--- Start ---

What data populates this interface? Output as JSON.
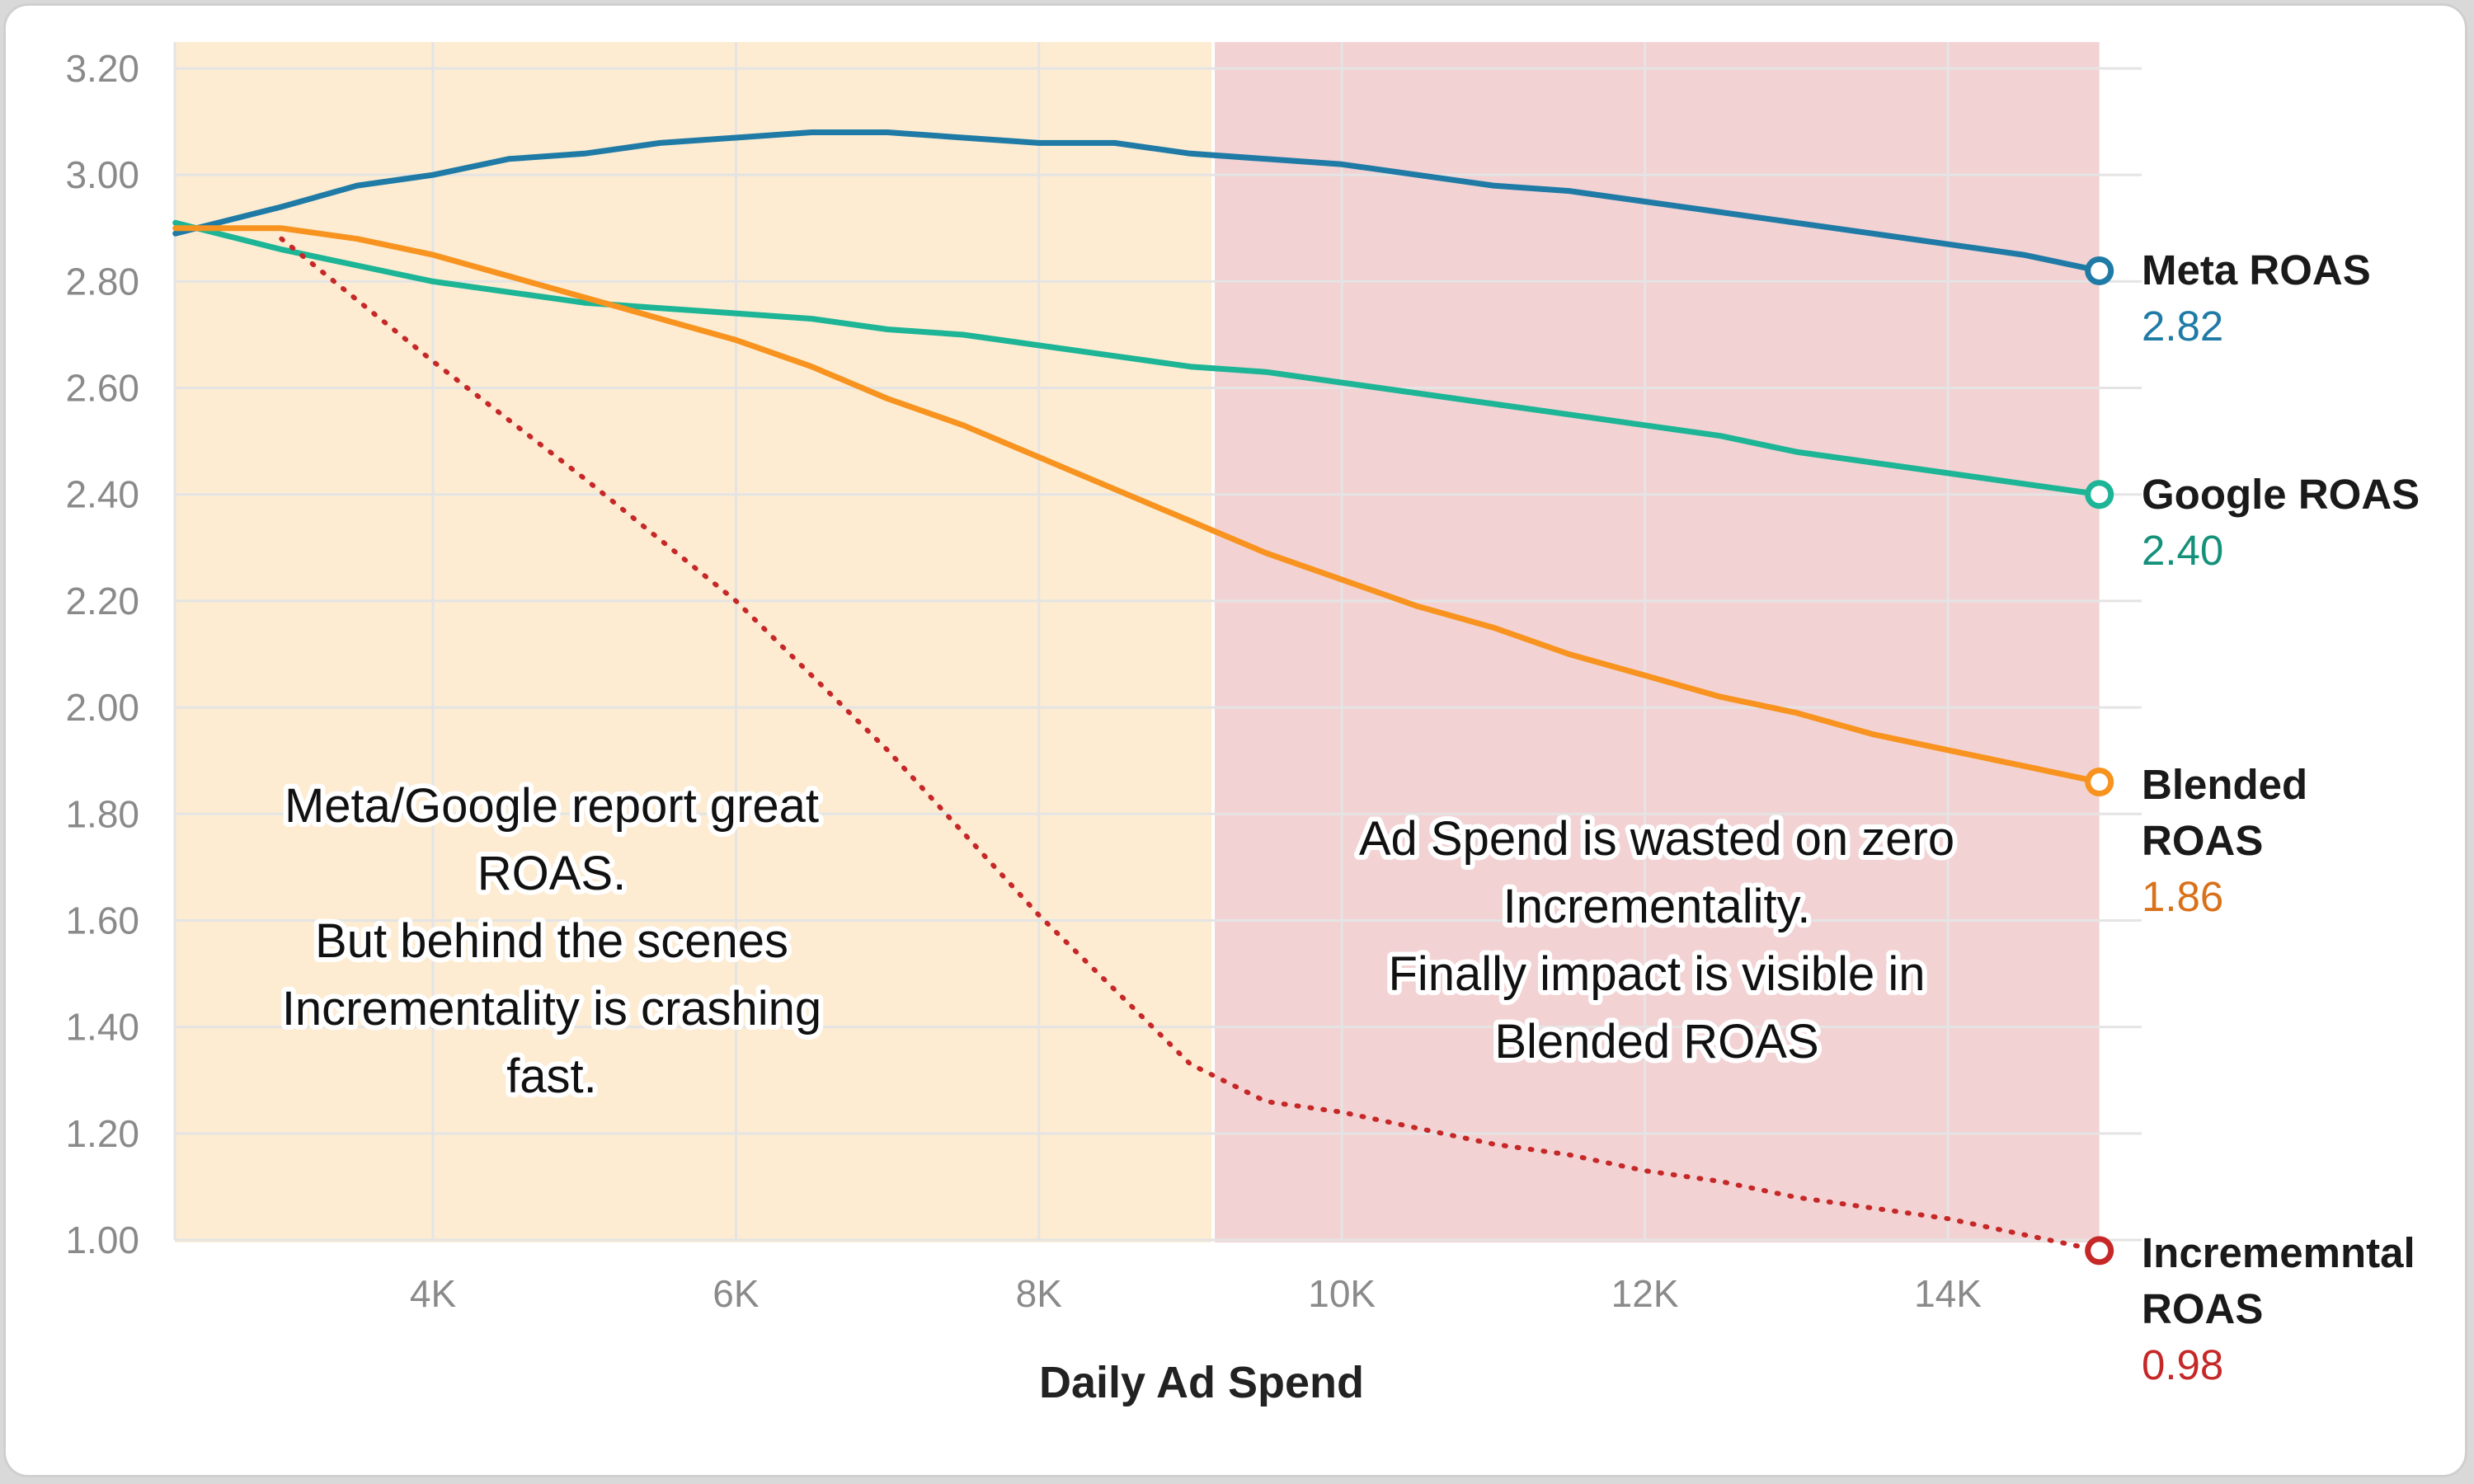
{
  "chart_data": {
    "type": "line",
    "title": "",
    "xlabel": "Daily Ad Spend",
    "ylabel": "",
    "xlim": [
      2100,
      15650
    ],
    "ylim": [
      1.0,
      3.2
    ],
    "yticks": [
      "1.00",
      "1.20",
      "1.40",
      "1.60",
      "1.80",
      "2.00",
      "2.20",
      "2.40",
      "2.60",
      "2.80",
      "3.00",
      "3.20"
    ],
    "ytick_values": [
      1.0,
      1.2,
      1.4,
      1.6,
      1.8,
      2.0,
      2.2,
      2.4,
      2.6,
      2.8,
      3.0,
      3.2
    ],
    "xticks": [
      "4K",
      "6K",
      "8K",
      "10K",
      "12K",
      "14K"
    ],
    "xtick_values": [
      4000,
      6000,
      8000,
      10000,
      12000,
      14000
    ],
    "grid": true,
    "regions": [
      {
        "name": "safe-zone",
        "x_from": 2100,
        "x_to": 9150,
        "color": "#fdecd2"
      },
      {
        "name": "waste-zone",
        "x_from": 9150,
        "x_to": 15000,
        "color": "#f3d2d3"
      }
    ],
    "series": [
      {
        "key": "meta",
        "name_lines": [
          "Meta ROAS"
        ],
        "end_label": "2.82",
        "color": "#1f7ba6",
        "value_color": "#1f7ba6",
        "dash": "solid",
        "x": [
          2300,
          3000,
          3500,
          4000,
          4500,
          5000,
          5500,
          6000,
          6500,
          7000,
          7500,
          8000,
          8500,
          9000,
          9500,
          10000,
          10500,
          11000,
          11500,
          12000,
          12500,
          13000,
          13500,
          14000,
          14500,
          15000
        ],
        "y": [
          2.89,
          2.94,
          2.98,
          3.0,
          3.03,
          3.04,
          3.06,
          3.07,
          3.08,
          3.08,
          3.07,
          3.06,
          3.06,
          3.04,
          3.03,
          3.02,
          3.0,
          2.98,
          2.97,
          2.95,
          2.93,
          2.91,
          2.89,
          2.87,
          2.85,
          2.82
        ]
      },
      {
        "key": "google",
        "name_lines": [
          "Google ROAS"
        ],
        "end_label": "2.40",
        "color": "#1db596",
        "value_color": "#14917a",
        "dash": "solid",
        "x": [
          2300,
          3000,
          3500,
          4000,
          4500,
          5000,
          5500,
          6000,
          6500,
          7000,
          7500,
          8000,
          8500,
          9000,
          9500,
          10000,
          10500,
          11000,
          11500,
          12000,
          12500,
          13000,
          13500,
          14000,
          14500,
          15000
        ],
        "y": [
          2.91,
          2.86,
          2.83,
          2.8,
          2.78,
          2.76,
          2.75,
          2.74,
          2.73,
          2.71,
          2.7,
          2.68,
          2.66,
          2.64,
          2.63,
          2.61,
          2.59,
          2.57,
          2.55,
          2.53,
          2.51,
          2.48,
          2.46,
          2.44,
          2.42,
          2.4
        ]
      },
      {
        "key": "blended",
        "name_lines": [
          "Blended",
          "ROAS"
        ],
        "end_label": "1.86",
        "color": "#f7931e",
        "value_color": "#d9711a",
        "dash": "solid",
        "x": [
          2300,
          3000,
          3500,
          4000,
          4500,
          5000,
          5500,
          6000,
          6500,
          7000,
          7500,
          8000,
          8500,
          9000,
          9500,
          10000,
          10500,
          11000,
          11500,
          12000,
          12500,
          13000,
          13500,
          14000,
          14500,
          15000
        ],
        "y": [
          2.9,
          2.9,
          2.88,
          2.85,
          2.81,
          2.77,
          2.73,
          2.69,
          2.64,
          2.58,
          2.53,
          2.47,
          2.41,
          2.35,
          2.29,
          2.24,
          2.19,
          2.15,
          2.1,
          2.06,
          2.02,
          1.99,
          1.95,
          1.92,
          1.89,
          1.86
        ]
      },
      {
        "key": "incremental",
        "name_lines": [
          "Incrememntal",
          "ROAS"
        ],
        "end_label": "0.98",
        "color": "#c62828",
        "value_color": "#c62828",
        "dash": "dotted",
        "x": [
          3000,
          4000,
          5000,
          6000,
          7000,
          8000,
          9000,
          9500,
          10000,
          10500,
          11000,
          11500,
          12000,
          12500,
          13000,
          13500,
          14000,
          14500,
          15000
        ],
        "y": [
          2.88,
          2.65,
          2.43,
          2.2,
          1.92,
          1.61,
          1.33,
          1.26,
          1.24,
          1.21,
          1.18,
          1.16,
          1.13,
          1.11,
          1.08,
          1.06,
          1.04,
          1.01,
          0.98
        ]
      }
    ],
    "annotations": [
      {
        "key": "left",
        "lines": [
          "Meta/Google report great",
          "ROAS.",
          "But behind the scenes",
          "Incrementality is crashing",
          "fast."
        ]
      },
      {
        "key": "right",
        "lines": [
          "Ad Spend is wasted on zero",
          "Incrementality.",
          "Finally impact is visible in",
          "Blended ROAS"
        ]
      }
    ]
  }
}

--- End ---
--- Start ---

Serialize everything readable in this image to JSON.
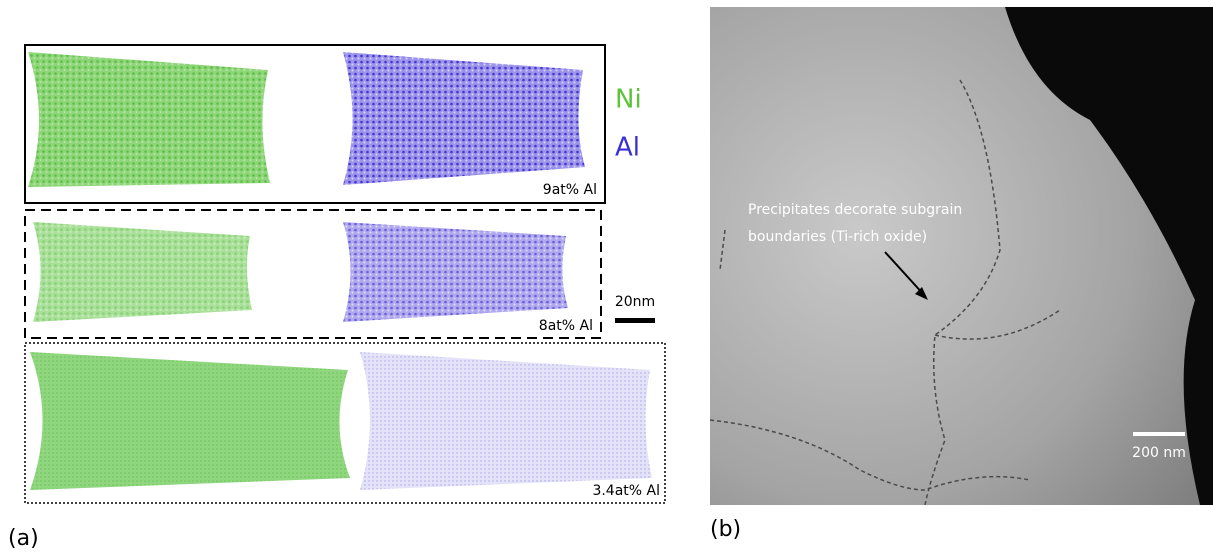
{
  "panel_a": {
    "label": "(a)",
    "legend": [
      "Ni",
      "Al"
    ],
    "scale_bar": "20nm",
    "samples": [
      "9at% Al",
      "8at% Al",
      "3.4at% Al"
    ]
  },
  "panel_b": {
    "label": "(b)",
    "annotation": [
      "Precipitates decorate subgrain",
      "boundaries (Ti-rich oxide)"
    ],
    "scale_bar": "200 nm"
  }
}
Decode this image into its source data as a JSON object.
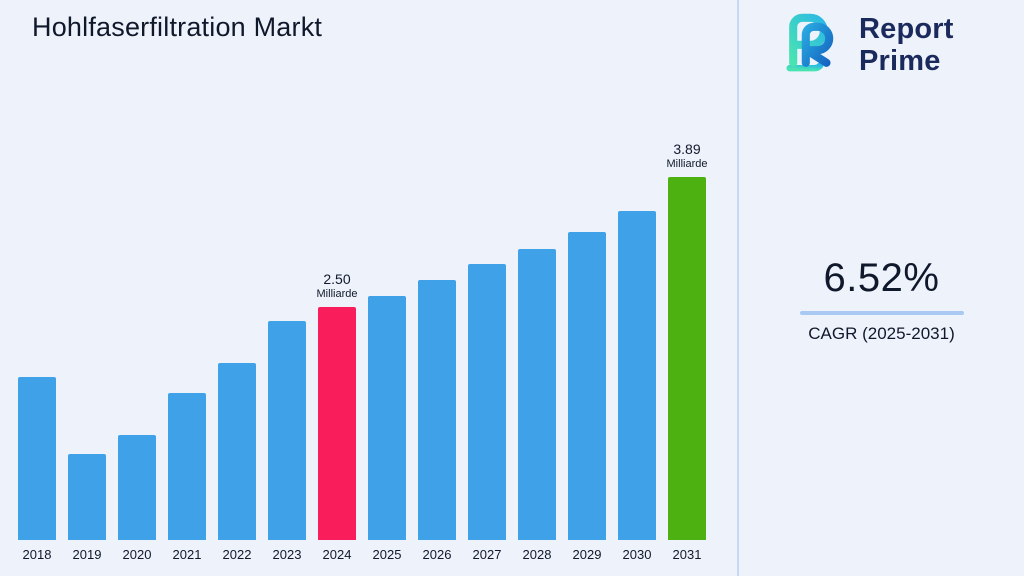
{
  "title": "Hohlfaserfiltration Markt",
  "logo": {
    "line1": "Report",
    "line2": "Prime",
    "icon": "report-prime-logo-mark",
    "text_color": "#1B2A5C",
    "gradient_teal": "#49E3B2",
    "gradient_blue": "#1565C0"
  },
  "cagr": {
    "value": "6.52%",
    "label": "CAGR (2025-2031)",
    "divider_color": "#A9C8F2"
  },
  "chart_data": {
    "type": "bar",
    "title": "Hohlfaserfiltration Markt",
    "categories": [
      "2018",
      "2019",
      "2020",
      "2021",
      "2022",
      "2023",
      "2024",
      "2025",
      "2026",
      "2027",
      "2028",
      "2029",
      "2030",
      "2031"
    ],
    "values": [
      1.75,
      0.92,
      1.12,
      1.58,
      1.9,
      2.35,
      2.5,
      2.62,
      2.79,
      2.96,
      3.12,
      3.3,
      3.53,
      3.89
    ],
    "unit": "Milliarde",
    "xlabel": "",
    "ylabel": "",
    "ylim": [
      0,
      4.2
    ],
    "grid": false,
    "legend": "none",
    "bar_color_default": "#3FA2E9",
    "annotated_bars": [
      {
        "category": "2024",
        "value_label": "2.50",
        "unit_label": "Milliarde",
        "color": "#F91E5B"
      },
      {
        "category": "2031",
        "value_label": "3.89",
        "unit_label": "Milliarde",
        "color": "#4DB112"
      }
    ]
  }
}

--- End ---

Written instruction: How many lines of the data contain the word "image"? Answer with the number alone.

Finished task: 2